**EXERCISE MATERIAL:**
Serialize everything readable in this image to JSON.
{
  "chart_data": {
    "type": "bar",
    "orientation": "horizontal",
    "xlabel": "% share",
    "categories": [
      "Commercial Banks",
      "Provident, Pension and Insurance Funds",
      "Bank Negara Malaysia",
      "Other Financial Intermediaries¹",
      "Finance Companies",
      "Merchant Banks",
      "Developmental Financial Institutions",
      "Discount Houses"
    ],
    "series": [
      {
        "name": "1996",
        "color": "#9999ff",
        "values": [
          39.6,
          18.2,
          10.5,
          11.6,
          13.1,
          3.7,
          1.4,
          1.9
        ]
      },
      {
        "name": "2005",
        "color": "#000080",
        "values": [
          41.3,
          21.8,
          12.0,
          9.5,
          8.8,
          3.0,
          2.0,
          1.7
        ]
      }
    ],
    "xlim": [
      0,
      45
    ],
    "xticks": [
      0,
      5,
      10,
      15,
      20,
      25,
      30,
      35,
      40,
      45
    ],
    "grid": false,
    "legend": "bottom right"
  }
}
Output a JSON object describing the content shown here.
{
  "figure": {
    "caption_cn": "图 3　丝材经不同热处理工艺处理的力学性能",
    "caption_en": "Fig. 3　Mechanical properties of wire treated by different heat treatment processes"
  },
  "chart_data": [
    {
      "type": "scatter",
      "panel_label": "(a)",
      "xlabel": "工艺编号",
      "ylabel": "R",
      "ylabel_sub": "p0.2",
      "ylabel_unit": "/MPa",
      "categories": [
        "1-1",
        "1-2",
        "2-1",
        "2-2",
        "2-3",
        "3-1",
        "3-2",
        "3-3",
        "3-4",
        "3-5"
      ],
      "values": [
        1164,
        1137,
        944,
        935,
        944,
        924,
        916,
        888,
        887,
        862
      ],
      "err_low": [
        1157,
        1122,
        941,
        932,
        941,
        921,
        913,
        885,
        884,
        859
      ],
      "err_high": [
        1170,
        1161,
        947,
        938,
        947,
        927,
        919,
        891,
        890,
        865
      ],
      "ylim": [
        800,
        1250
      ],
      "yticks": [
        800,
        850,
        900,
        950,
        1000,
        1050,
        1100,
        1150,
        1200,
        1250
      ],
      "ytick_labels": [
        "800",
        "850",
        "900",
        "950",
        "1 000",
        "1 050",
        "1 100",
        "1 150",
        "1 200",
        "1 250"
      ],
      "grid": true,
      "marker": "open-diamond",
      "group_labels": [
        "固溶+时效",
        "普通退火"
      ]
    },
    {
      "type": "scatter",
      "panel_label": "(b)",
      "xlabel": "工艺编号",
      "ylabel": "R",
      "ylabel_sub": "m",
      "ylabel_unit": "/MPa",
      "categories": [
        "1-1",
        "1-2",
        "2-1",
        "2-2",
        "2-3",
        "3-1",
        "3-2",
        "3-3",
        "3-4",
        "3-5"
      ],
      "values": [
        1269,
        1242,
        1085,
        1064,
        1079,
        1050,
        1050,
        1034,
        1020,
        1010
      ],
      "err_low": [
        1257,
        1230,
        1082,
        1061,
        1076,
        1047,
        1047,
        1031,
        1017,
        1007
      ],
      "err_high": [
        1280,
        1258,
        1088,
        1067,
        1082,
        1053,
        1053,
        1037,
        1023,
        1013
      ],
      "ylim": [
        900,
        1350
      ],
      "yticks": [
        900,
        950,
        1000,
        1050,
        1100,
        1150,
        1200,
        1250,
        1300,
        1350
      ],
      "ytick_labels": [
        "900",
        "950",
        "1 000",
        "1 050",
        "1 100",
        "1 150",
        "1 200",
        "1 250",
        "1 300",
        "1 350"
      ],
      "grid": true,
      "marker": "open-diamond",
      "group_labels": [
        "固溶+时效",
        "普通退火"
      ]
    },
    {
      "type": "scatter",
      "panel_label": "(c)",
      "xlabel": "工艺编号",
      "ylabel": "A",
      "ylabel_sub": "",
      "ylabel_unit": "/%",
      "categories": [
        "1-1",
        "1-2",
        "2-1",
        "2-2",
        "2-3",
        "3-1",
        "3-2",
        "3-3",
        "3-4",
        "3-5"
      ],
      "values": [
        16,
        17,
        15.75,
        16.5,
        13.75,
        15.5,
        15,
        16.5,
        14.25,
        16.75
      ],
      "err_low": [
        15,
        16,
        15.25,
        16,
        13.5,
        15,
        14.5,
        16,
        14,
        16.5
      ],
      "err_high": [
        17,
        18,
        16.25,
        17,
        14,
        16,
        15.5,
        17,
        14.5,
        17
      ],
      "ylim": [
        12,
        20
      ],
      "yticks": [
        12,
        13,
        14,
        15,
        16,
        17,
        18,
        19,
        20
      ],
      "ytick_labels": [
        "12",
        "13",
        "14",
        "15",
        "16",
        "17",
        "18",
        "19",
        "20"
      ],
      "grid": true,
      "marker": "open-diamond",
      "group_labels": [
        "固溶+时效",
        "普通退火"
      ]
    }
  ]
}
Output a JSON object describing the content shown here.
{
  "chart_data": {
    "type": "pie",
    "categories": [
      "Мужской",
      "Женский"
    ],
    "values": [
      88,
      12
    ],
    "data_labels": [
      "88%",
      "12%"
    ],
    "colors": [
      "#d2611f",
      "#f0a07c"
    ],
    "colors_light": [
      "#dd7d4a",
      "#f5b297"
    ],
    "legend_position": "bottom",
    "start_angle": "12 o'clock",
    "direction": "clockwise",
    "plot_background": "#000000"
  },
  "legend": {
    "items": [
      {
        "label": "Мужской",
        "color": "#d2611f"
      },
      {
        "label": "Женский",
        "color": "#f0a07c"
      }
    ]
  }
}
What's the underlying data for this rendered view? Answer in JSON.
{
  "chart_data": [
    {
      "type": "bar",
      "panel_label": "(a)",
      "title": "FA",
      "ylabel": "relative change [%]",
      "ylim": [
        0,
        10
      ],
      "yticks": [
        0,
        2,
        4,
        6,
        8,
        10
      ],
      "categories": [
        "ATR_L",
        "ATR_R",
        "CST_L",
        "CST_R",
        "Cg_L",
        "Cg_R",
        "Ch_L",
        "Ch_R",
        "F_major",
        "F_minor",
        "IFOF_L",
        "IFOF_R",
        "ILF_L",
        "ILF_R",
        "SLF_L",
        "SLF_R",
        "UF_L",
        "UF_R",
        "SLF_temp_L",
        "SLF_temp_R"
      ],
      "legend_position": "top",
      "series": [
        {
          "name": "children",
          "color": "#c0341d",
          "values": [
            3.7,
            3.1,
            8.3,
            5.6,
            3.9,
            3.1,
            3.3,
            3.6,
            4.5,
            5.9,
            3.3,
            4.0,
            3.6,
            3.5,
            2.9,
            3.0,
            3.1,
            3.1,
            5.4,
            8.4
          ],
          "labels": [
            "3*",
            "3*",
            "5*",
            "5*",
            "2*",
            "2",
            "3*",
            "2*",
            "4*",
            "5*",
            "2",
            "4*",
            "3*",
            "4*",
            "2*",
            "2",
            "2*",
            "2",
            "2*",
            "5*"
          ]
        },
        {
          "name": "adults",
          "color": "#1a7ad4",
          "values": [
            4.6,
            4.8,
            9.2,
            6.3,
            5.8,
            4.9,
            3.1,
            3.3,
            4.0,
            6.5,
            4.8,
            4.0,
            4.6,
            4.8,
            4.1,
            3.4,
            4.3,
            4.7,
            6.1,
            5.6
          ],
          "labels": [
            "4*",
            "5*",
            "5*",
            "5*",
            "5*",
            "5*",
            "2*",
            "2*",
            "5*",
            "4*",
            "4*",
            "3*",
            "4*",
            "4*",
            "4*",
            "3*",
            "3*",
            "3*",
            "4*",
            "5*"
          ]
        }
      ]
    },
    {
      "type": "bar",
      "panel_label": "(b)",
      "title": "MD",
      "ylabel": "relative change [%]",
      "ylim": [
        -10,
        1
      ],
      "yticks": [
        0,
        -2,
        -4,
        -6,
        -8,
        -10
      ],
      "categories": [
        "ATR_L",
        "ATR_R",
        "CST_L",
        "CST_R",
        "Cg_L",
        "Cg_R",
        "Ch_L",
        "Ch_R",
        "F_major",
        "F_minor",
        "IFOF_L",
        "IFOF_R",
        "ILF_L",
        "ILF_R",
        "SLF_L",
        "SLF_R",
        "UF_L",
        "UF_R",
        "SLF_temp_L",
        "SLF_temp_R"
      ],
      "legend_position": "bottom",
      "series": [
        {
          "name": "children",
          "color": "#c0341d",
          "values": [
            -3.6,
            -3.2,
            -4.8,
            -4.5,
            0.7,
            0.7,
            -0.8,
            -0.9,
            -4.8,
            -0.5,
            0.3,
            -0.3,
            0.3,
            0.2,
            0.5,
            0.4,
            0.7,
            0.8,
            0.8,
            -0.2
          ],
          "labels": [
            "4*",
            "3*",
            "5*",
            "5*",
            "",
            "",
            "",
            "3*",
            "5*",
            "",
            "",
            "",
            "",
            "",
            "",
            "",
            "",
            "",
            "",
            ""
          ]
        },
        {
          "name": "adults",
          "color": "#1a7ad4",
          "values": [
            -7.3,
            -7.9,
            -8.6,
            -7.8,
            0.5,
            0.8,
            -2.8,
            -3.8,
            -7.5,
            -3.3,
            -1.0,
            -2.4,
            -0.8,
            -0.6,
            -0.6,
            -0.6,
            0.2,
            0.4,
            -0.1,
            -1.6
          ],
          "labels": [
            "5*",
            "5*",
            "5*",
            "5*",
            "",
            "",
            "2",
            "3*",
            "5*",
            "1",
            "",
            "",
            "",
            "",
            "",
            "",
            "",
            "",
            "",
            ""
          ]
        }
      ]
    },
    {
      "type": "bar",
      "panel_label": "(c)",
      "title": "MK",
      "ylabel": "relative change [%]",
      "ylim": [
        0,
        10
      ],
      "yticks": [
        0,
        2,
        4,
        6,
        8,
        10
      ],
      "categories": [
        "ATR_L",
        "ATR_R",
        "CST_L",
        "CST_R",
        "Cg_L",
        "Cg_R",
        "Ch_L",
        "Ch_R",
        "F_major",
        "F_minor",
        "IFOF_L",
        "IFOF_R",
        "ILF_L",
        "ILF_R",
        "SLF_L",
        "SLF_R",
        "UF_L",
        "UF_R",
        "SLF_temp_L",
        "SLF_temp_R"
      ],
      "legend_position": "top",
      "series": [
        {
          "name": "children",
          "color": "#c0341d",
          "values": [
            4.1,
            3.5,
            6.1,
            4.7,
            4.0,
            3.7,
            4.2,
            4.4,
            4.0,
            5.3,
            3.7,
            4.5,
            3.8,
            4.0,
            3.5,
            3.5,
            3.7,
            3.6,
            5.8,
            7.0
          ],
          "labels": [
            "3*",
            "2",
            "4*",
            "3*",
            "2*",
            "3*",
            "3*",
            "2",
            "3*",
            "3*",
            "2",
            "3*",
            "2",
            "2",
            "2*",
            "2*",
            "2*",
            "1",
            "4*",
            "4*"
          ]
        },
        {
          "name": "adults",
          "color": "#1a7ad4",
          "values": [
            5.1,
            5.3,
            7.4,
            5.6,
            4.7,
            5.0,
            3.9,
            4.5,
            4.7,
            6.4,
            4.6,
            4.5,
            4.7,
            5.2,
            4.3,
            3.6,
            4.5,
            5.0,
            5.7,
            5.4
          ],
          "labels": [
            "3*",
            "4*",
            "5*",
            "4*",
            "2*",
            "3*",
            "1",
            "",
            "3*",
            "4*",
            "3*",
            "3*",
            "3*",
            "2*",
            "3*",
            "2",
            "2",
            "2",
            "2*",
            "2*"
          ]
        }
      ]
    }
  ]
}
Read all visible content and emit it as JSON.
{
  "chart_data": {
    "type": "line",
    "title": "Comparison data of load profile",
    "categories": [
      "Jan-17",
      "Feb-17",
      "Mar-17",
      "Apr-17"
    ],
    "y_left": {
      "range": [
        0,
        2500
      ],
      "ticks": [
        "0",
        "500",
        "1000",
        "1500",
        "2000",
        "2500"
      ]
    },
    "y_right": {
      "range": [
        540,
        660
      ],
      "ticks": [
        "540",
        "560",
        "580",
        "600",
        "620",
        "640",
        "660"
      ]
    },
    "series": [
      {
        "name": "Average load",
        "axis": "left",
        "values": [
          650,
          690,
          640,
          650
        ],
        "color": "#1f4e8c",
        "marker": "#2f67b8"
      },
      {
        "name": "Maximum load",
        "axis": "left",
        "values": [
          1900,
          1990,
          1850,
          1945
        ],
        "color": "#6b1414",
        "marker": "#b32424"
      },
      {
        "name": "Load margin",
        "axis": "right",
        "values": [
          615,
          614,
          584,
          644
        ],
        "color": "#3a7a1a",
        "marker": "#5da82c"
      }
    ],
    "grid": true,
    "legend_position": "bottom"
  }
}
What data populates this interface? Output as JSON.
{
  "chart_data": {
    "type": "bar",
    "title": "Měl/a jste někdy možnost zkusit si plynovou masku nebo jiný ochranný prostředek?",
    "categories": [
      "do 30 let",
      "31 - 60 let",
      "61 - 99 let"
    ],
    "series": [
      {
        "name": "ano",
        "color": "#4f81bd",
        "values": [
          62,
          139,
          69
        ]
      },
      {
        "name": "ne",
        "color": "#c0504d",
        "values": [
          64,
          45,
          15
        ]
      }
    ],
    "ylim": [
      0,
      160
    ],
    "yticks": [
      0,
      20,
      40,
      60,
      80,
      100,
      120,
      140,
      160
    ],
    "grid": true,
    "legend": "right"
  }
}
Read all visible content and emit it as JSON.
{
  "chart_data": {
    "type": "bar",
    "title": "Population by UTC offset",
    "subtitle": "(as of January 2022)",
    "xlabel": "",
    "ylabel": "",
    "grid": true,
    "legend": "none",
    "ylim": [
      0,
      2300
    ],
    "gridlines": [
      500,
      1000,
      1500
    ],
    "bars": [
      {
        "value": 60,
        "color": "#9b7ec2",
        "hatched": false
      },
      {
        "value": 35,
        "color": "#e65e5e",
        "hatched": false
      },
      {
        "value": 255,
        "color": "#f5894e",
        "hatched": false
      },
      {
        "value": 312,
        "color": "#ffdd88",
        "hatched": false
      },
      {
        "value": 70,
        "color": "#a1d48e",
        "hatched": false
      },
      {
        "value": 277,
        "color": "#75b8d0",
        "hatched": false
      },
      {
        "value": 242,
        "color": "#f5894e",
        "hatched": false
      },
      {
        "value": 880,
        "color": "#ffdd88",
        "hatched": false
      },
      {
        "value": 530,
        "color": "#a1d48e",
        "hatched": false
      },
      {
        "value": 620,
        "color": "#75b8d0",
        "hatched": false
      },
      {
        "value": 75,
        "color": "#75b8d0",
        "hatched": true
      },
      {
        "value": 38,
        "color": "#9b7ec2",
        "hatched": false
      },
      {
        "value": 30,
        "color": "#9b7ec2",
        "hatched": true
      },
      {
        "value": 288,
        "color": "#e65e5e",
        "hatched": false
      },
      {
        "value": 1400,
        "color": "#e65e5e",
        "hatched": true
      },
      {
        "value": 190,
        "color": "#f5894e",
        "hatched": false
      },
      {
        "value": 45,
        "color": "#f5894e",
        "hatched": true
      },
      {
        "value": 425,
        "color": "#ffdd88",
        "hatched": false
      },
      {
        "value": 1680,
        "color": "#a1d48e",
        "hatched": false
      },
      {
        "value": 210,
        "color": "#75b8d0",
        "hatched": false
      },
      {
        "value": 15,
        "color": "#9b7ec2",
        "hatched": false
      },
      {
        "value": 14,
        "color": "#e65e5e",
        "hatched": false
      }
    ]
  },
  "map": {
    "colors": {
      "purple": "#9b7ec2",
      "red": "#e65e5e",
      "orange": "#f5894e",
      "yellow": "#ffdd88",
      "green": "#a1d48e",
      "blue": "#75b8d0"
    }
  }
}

**PROBLEM DESCRIPTION:**
In the entries above, find each line with the word "What" and copy it.

**SOLUTION TO THIS EXERCISE:**
What's the underlying data for this rendered view? Answer in JSON.
What data populates this interface? Output as JSON.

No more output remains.